**Dataset extract**

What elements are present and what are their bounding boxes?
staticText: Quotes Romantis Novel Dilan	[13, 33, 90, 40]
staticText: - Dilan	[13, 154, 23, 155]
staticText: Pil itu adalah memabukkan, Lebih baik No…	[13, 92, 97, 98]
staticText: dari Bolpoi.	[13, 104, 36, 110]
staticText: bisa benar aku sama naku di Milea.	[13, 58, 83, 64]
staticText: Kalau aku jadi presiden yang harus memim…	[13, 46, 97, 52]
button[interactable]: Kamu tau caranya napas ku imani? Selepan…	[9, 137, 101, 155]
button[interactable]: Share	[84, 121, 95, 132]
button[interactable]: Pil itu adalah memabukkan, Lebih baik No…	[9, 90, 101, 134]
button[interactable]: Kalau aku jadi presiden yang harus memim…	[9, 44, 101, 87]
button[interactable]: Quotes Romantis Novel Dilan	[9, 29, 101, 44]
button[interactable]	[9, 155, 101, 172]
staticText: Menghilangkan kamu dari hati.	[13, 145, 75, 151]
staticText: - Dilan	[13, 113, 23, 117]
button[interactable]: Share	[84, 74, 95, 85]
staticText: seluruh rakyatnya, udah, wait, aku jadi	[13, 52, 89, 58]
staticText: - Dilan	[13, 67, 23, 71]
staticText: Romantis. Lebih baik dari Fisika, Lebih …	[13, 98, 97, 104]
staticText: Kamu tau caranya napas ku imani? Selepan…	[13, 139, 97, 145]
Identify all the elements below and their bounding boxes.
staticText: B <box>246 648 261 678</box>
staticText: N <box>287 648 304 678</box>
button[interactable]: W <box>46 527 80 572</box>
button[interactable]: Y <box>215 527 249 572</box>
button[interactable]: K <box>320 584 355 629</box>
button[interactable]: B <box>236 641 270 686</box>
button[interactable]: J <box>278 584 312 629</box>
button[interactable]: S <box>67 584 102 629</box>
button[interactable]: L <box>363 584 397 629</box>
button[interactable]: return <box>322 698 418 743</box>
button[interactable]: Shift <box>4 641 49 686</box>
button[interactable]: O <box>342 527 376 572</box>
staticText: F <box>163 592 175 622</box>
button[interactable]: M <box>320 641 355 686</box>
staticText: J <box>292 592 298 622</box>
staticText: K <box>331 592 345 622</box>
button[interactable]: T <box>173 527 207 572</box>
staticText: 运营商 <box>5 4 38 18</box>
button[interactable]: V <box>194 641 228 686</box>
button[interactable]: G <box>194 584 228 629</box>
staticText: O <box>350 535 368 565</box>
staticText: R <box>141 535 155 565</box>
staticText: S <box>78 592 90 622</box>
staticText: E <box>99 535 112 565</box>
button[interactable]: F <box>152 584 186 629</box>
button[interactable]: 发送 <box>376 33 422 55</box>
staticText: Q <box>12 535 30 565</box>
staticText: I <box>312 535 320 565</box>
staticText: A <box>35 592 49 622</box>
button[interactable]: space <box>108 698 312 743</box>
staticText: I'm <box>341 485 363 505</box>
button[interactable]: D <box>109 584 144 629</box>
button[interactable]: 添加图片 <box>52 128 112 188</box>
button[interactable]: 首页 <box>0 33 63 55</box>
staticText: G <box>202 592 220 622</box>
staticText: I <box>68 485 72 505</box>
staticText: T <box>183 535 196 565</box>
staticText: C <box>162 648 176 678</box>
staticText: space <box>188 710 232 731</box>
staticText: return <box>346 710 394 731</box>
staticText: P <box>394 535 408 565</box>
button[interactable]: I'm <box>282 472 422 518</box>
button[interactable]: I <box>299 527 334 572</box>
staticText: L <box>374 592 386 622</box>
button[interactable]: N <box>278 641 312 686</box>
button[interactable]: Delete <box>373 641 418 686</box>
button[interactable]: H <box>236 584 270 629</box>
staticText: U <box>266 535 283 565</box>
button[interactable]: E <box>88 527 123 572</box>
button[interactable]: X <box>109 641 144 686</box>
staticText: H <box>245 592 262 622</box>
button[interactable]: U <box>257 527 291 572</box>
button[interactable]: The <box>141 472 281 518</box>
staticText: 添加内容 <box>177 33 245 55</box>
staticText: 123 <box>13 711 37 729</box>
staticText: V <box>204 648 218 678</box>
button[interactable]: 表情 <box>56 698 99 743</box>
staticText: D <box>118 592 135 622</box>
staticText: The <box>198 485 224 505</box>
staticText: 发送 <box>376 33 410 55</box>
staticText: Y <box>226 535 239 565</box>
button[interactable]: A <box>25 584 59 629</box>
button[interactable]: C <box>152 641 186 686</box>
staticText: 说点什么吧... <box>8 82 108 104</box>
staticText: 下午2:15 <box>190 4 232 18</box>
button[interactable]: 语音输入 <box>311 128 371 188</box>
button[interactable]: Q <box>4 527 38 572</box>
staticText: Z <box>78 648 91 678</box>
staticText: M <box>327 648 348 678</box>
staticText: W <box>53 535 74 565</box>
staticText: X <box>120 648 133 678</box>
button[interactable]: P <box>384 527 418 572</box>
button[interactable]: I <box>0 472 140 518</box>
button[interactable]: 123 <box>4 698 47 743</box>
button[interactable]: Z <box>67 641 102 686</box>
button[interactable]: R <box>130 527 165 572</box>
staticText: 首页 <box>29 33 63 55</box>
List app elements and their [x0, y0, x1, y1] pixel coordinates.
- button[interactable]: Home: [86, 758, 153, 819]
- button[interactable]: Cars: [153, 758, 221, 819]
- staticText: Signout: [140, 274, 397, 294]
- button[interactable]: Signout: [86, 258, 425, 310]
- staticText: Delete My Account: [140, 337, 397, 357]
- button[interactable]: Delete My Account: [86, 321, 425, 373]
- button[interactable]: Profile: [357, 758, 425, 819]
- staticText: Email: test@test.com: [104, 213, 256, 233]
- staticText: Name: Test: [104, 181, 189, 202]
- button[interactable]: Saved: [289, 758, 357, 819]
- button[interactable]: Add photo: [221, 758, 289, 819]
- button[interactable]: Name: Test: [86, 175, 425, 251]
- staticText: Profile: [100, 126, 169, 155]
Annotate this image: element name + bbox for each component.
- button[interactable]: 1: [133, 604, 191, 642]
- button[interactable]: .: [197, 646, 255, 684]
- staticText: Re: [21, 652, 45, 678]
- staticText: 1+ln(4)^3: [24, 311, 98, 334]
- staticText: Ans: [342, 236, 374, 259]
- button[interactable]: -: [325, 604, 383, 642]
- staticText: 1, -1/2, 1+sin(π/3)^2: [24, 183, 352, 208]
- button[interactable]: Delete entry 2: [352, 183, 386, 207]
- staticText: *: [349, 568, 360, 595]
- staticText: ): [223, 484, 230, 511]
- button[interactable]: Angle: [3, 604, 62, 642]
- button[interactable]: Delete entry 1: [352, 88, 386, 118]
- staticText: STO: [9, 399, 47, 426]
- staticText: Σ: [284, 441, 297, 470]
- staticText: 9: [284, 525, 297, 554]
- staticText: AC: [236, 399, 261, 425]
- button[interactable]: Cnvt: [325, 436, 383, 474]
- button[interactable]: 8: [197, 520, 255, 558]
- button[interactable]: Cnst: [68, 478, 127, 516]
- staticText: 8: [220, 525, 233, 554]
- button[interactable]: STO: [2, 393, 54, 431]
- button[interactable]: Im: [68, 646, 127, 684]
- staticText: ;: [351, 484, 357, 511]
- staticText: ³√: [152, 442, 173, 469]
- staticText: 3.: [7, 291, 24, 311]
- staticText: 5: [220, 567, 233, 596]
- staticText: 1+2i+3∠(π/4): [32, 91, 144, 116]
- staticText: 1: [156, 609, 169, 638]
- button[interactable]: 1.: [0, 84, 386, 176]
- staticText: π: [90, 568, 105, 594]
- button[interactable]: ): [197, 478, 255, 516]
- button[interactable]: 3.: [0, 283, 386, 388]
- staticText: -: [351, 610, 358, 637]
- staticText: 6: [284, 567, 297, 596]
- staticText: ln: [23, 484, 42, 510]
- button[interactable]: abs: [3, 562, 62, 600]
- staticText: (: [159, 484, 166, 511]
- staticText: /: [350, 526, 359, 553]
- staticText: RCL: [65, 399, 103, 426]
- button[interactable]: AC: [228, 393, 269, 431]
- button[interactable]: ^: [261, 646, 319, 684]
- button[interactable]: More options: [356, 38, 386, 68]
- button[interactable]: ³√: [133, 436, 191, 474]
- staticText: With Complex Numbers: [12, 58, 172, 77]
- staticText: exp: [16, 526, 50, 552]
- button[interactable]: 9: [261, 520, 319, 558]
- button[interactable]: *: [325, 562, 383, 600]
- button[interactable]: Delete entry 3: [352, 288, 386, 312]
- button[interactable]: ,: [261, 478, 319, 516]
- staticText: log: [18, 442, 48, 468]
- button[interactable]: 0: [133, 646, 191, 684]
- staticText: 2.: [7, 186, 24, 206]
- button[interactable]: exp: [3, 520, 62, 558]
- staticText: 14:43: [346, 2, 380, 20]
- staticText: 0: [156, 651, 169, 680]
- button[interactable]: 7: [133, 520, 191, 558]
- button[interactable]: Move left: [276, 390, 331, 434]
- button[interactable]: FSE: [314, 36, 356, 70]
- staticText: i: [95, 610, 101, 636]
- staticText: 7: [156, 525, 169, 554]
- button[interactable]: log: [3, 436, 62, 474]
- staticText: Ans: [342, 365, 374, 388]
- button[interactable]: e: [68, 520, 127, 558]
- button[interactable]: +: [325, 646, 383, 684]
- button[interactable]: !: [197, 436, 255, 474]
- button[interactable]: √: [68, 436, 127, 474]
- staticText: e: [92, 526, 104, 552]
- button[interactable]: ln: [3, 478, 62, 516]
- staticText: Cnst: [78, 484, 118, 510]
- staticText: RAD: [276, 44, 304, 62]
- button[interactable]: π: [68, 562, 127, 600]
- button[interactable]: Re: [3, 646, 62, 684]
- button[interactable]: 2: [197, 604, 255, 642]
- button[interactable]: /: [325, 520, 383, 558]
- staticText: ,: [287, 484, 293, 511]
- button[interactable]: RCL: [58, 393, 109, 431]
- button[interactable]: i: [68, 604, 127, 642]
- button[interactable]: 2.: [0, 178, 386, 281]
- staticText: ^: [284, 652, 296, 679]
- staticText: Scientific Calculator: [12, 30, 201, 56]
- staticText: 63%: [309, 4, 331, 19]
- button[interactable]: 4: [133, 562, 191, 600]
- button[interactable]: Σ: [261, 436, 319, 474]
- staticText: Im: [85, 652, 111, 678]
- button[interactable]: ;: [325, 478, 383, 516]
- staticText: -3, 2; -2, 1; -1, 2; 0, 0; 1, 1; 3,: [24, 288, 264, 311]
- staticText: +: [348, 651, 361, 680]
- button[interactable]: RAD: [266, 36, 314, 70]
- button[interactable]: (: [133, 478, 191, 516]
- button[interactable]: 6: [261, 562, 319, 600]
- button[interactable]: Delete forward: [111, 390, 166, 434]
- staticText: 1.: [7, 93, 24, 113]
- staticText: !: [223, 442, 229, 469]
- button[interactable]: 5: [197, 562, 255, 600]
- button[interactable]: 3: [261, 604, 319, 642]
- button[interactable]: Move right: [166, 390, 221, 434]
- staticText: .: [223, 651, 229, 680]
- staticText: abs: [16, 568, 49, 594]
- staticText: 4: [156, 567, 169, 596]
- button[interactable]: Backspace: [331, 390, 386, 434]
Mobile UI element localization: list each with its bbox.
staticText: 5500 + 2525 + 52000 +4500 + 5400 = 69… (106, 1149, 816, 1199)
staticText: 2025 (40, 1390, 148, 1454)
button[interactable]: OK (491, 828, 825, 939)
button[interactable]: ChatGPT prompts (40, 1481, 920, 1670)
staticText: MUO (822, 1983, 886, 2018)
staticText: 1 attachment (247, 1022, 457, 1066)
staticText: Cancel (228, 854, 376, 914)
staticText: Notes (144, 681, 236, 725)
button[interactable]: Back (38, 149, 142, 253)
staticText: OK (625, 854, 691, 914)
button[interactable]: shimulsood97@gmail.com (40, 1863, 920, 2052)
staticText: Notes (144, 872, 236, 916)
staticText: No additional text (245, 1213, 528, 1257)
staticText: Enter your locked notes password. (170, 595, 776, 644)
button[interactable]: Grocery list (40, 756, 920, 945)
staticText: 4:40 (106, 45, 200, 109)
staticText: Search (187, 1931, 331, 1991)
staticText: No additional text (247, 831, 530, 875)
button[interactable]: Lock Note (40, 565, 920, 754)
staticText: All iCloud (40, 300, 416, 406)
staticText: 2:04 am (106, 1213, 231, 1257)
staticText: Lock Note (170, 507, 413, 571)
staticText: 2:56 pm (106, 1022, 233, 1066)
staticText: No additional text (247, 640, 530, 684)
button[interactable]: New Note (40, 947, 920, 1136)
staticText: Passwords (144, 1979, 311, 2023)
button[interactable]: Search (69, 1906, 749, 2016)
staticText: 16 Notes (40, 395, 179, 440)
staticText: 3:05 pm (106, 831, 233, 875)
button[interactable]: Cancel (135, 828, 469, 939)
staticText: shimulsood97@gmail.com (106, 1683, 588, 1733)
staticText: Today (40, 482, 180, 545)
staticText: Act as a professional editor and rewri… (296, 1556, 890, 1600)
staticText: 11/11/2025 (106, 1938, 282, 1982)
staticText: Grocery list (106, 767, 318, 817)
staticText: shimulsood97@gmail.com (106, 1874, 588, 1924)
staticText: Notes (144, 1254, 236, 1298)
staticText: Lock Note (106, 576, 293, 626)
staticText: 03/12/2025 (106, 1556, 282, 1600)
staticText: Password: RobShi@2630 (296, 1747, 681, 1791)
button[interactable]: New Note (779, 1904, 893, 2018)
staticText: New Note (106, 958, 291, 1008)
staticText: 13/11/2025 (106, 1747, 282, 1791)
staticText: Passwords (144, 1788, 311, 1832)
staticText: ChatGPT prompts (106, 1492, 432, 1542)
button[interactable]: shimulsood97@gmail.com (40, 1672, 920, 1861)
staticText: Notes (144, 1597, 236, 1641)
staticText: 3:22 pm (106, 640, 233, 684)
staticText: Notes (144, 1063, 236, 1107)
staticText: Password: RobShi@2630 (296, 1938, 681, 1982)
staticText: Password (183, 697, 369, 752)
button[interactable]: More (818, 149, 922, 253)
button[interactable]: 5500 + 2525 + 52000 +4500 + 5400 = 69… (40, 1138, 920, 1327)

**Directions**
Can you extract everything from the start of the data down to the line containing "staticText: bisa benar", both ends included, and reproduce those lines exactly?

**Solution**
What elements are present and what are their bounding boxes?
staticText: Quotes Romantis Novel Dilan	[13, 33, 90, 40]
staticText: - Dilan	[13, 154, 23, 155]
staticText: Pil itu adalah memabukkan, Lebih baik No…	[13, 92, 97, 98]
staticText: dari Bolpoi.	[13, 104, 36, 110]
staticText: bisa benar aku sama naku di Milea.	[13, 58, 83, 64]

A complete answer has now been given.